* [TASK DIRECTIONS]: Report how many lines hold the word "playlist"; answer with the number alone.

* [SUPPLIED INFORMATION]:
┌────────

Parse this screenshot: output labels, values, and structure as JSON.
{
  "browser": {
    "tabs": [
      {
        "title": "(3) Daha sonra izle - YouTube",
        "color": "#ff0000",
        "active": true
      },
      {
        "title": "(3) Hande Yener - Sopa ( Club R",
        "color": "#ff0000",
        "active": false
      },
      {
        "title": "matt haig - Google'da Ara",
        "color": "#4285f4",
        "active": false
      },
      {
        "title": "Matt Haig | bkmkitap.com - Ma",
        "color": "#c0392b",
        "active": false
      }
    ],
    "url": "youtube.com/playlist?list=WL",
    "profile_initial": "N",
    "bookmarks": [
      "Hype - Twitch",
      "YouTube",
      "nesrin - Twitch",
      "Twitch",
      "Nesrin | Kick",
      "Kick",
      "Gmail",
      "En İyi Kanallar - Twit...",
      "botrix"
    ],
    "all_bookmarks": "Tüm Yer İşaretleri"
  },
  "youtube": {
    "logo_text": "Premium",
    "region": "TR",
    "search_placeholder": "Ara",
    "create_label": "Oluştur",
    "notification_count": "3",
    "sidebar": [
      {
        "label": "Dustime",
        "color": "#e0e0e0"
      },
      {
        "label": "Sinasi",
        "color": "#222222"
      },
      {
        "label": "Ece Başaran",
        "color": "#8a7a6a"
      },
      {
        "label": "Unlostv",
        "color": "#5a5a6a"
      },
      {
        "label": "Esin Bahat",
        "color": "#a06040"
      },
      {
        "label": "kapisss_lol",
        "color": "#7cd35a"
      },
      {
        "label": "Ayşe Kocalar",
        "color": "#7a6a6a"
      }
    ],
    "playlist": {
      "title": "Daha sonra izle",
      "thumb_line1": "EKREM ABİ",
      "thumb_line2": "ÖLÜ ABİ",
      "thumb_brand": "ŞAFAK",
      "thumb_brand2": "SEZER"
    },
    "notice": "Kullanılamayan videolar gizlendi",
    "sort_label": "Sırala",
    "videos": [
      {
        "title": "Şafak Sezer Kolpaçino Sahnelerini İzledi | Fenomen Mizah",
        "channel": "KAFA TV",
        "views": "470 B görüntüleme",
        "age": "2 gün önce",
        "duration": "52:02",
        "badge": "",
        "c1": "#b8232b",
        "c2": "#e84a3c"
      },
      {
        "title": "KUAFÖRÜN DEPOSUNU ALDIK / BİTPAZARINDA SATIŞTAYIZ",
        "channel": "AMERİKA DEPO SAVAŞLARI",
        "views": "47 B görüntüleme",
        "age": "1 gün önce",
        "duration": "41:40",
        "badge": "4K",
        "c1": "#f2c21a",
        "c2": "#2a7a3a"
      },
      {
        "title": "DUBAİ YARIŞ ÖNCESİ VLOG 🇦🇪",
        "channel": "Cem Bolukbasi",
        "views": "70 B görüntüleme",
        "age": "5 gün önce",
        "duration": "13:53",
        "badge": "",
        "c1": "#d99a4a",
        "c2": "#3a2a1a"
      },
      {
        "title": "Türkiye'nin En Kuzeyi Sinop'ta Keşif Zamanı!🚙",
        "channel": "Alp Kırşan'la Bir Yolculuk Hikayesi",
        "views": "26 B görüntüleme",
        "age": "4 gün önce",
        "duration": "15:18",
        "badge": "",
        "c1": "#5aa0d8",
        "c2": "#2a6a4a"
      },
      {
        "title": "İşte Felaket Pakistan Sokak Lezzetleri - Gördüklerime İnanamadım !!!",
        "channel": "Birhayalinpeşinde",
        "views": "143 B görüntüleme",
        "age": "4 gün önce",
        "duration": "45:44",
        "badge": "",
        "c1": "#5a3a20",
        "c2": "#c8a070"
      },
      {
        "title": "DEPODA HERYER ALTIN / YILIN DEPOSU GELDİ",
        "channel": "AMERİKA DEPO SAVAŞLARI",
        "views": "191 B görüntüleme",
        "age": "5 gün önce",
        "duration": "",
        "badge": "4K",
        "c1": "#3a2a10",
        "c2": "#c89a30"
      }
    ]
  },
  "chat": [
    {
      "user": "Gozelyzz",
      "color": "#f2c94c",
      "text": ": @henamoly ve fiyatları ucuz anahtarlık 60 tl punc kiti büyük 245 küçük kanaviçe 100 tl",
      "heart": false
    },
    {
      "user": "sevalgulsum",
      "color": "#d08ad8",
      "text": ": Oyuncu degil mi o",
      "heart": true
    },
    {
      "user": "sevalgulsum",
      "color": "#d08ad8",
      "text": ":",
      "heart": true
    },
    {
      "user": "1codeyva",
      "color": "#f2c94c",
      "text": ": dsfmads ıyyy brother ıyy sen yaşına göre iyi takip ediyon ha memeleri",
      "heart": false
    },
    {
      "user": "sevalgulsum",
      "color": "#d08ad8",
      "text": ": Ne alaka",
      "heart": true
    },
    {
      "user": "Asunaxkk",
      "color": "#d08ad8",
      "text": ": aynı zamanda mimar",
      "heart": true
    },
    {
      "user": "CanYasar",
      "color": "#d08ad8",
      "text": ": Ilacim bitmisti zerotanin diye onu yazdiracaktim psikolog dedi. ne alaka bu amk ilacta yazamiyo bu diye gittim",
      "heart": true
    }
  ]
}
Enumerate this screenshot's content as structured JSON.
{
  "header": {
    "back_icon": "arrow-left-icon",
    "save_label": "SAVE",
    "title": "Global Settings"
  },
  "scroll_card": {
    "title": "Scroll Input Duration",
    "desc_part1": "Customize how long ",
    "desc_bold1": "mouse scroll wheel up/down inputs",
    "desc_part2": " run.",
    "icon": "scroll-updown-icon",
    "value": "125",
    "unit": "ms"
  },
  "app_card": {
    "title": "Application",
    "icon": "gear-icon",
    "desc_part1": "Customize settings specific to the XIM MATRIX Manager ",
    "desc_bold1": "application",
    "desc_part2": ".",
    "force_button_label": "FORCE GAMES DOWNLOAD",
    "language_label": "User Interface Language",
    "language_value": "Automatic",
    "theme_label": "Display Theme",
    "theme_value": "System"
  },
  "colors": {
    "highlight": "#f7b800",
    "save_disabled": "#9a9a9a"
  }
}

└────────

* [ANSWER TO THIS PROBLEM]: 2